* Start THE DATA *
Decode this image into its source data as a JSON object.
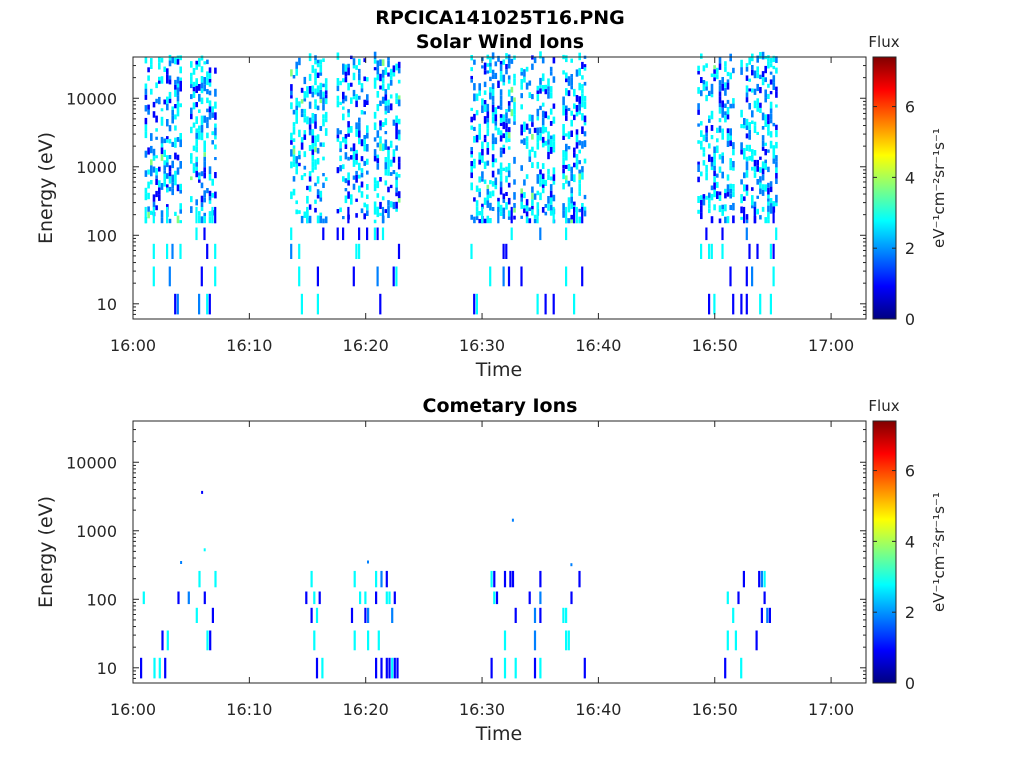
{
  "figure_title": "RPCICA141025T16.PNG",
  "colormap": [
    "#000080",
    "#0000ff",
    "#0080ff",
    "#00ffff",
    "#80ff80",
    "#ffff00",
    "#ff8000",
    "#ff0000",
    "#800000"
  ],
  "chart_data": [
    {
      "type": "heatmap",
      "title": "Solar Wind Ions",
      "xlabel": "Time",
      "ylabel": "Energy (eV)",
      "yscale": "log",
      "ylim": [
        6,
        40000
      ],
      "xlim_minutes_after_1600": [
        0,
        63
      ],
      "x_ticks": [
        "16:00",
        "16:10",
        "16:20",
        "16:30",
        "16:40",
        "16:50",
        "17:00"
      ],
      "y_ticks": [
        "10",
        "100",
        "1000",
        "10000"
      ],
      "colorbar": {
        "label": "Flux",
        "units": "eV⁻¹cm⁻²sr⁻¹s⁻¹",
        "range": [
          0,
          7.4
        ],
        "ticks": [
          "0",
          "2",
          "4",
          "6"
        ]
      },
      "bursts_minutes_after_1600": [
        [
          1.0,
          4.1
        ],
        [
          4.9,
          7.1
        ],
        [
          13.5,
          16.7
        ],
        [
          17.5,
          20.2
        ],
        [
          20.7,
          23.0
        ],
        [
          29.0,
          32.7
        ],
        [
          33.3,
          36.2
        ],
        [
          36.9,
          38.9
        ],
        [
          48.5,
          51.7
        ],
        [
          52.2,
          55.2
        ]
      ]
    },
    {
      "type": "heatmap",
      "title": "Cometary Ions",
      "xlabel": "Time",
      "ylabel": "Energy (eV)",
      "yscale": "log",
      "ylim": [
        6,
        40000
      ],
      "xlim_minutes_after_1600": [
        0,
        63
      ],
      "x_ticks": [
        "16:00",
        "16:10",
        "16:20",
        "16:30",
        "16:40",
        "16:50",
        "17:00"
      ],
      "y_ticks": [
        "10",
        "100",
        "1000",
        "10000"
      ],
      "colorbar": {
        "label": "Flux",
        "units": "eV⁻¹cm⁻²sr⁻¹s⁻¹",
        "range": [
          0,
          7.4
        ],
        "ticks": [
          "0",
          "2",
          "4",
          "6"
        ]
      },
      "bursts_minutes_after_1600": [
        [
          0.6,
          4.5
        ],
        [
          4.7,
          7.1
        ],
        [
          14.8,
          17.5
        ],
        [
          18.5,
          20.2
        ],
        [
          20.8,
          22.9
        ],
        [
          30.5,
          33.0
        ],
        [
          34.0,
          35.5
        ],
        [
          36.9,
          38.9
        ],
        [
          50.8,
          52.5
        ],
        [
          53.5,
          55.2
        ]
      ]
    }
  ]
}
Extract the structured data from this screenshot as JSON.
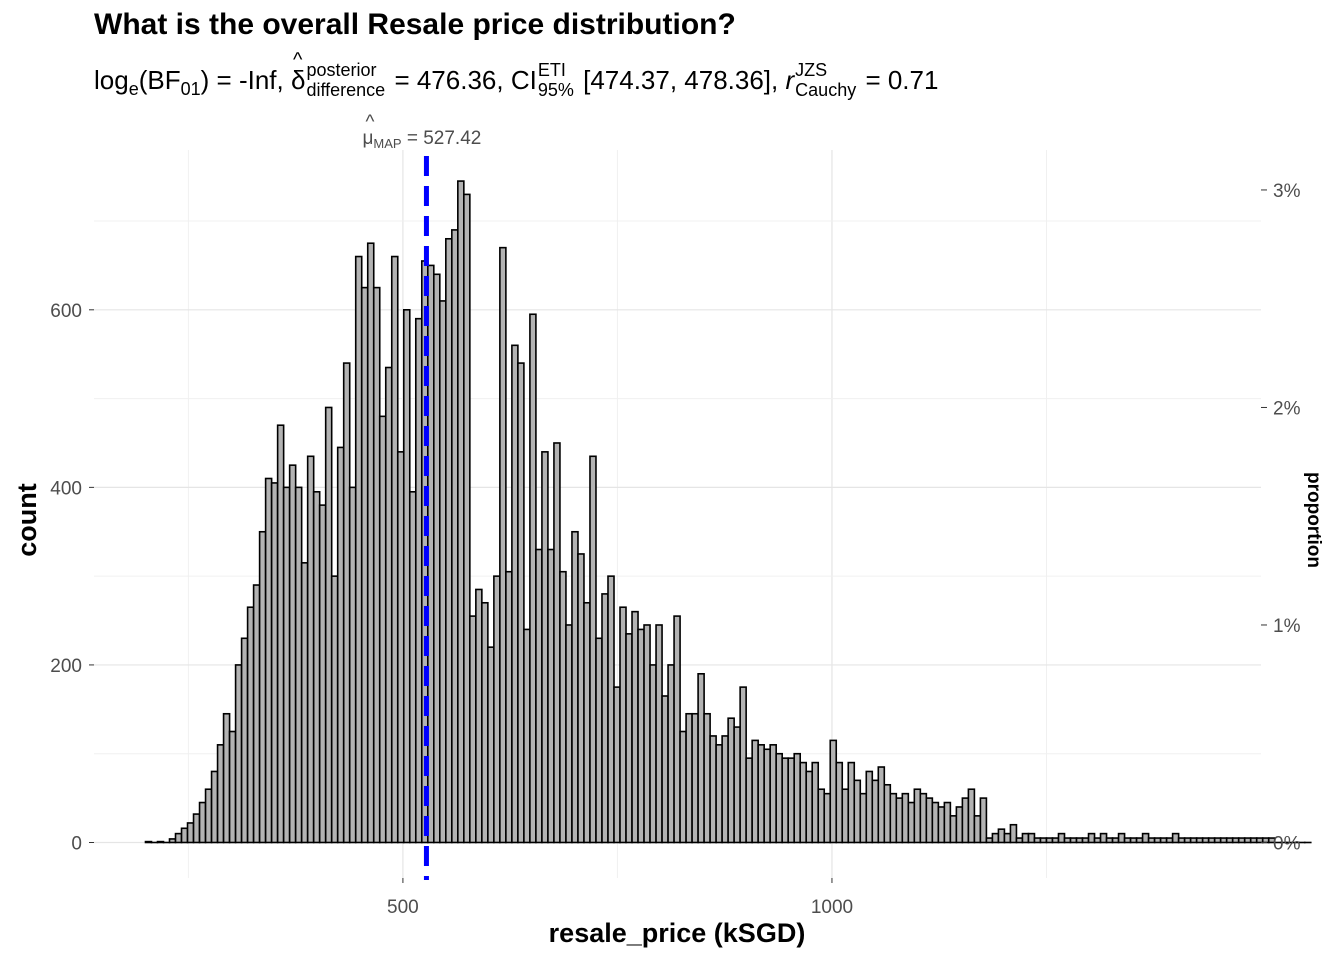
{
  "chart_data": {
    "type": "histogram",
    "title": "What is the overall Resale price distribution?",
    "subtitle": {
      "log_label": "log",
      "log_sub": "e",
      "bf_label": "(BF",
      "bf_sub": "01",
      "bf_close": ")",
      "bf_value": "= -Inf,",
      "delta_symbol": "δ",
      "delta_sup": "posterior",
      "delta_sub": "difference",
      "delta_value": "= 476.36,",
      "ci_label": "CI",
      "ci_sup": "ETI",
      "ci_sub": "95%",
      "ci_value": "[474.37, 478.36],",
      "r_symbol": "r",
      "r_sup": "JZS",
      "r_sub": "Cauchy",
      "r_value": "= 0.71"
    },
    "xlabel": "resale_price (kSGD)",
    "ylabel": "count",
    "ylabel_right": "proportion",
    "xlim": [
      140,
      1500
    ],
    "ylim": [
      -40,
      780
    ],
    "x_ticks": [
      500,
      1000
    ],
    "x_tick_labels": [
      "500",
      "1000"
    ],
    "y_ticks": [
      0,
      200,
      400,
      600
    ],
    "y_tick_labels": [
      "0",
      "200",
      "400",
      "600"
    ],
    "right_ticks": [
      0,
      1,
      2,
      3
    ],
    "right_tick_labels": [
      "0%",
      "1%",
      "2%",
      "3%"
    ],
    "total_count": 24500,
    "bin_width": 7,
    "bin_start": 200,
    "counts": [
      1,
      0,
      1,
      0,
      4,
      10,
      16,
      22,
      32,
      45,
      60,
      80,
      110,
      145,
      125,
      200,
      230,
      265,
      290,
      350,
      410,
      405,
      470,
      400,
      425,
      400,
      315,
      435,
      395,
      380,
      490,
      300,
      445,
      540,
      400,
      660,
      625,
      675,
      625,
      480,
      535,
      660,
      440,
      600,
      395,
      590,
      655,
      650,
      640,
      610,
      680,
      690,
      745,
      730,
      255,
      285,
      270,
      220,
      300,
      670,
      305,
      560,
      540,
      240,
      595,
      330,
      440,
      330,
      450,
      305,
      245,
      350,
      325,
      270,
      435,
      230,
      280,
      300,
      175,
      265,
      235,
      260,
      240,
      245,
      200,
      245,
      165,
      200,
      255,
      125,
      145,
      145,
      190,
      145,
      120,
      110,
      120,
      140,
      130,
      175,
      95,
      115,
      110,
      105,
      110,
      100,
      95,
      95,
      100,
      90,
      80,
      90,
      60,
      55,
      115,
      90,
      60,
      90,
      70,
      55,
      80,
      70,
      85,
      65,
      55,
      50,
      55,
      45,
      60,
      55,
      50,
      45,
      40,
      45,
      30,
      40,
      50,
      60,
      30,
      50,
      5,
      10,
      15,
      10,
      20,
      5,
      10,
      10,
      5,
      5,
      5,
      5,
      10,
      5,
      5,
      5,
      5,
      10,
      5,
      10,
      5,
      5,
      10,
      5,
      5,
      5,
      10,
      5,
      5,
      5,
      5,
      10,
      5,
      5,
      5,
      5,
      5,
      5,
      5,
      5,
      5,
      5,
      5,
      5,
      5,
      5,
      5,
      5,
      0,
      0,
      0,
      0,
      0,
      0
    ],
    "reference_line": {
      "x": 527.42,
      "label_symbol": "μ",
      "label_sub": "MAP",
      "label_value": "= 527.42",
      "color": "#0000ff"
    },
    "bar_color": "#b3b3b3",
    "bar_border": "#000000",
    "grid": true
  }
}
* End THE DATA *
TASK TO COMPLETE
Skipping the pictures, transcribe each line above exactly as it appears.

ANSWER TO THIS EXERCISE
Decode this image into its source data as a JSON object.
{
  "figure_title": "RPCICA141025T16.PNG",
  "colormap": [
    "#000080",
    "#0000ff",
    "#0080ff",
    "#00ffff",
    "#80ff80",
    "#ffff00",
    "#ff8000",
    "#ff0000",
    "#800000"
  ],
  "chart_data": [
    {
      "type": "heatmap",
      "title": "Solar Wind Ions",
      "xlabel": "Time",
      "ylabel": "Energy (eV)",
      "yscale": "log",
      "ylim": [
        6,
        40000
      ],
      "xlim_minutes_after_1600": [
        0,
        63
      ],
      "x_ticks": [
        "16:00",
        "16:10",
        "16:20",
        "16:30",
        "16:40",
        "16:50",
        "17:00"
      ],
      "y_ticks": [
        "10",
        "100",
        "1000",
        "10000"
      ],
      "colorbar": {
        "label": "Flux",
        "units": "eV⁻¹cm⁻²sr⁻¹s⁻¹",
        "range": [
          0,
          7.4
        ],
        "ticks": [
          "0",
          "2",
          "4",
          "6"
        ]
      },
      "bursts_minutes_after_1600": [
        [
          1.0,
          4.1
        ],
        [
          4.9,
          7.1
        ],
        [
          13.5,
          16.7
        ],
        [
          17.5,
          20.2
        ],
        [
          20.7,
          23.0
        ],
        [
          29.0,
          32.7
        ],
        [
          33.3,
          36.2
        ],
        [
          36.9,
          38.9
        ],
        [
          48.5,
          51.7
        ],
        [
          52.2,
          55.2
        ]
      ]
    },
    {
      "type": "heatmap",
      "title": "Cometary Ions",
      "xlabel": "Time",
      "ylabel": "Energy (eV)",
      "yscale": "log",
      "ylim": [
        6,
        40000
      ],
      "xlim_minutes_after_1600": [
        0,
        63
      ],
      "x_ticks": [
        "16:00",
        "16:10",
        "16:20",
        "16:30",
        "16:40",
        "16:50",
        "17:00"
      ],
      "y_ticks": [
        "10",
        "100",
        "1000",
        "10000"
      ],
      "colorbar": {
        "label": "Flux",
        "units": "eV⁻¹cm⁻²sr⁻¹s⁻¹",
        "range": [
          0,
          7.4
        ],
        "ticks": [
          "0",
          "2",
          "4",
          "6"
        ]
      },
      "bursts_minutes_after_1600": [
        [
          0.6,
          4.5
        ],
        [
          4.7,
          7.1
        ],
        [
          14.8,
          17.5
        ],
        [
          18.5,
          20.2
        ],
        [
          20.8,
          22.9
        ],
        [
          30.5,
          33.0
        ],
        [
          34.0,
          35.5
        ],
        [
          36.9,
          38.9
        ],
        [
          50.8,
          52.5
        ],
        [
          53.5,
          55.2
        ]
      ]
    }
  ]
}
Extract the structured data from this screenshot as JSON.
{
  "chart_data": {
    "type": "histogram",
    "title": "What is the overall Resale price distribution?",
    "subtitle": {
      "log_label": "log",
      "log_sub": "e",
      "bf_label": "(BF",
      "bf_sub": "01",
      "bf_close": ")",
      "bf_value": "= -Inf,",
      "delta_symbol": "δ",
      "delta_sup": "posterior",
      "delta_sub": "difference",
      "delta_value": "= 476.36,",
      "ci_label": "CI",
      "ci_sup": "ETI",
      "ci_sub": "95%",
      "ci_value": "[474.37, 478.36],",
      "r_symbol": "r",
      "r_sup": "JZS",
      "r_sub": "Cauchy",
      "r_value": "= 0.71"
    },
    "xlabel": "resale_price (kSGD)",
    "ylabel": "count",
    "ylabel_right": "proportion",
    "xlim": [
      140,
      1500
    ],
    "ylim": [
      -40,
      780
    ],
    "x_ticks": [
      500,
      1000
    ],
    "x_tick_labels": [
      "500",
      "1000"
    ],
    "y_ticks": [
      0,
      200,
      400,
      600
    ],
    "y_tick_labels": [
      "0",
      "200",
      "400",
      "600"
    ],
    "right_ticks": [
      0,
      1,
      2,
      3
    ],
    "right_tick_labels": [
      "0%",
      "1%",
      "2%",
      "3%"
    ],
    "total_count": 24500,
    "bin_width": 7,
    "bin_start": 200,
    "counts": [
      1,
      0,
      1,
      0,
      4,
      10,
      16,
      22,
      32,
      45,
      60,
      80,
      110,
      145,
      125,
      200,
      230,
      265,
      290,
      350,
      410,
      405,
      470,
      400,
      425,
      400,
      315,
      435,
      395,
      380,
      490,
      300,
      445,
      540,
      400,
      660,
      625,
      675,
      625,
      480,
      535,
      660,
      440,
      600,
      395,
      590,
      655,
      650,
      640,
      610,
      680,
      690,
      745,
      730,
      255,
      285,
      270,
      220,
      300,
      670,
      305,
      560,
      540,
      240,
      595,
      330,
      440,
      330,
      450,
      305,
      245,
      350,
      325,
      270,
      435,
      230,
      280,
      300,
      175,
      265,
      235,
      260,
      240,
      245,
      200,
      245,
      165,
      200,
      255,
      125,
      145,
      145,
      190,
      145,
      120,
      110,
      120,
      140,
      130,
      175,
      95,
      115,
      110,
      105,
      110,
      100,
      95,
      95,
      100,
      90,
      80,
      90,
      60,
      55,
      115,
      90,
      60,
      90,
      70,
      55,
      80,
      70,
      85,
      65,
      55,
      50,
      55,
      45,
      60,
      55,
      50,
      45,
      40,
      45,
      30,
      40,
      50,
      60,
      30,
      50,
      5,
      10,
      15,
      10,
      20,
      5,
      10,
      10,
      5,
      5,
      5,
      5,
      10,
      5,
      5,
      5,
      5,
      10,
      5,
      10,
      5,
      5,
      10,
      5,
      5,
      5,
      10,
      5,
      5,
      5,
      5,
      10,
      5,
      5,
      5,
      5,
      5,
      5,
      5,
      5,
      5,
      5,
      5,
      5,
      5,
      5,
      5,
      5,
      0,
      0,
      0,
      0,
      0,
      0
    ],
    "reference_line": {
      "x": 527.42,
      "label_symbol": "μ",
      "label_sub": "MAP",
      "label_value": "= 527.42",
      "color": "#0000ff"
    },
    "bar_color": "#b3b3b3",
    "bar_border": "#000000",
    "grid": true
  }
}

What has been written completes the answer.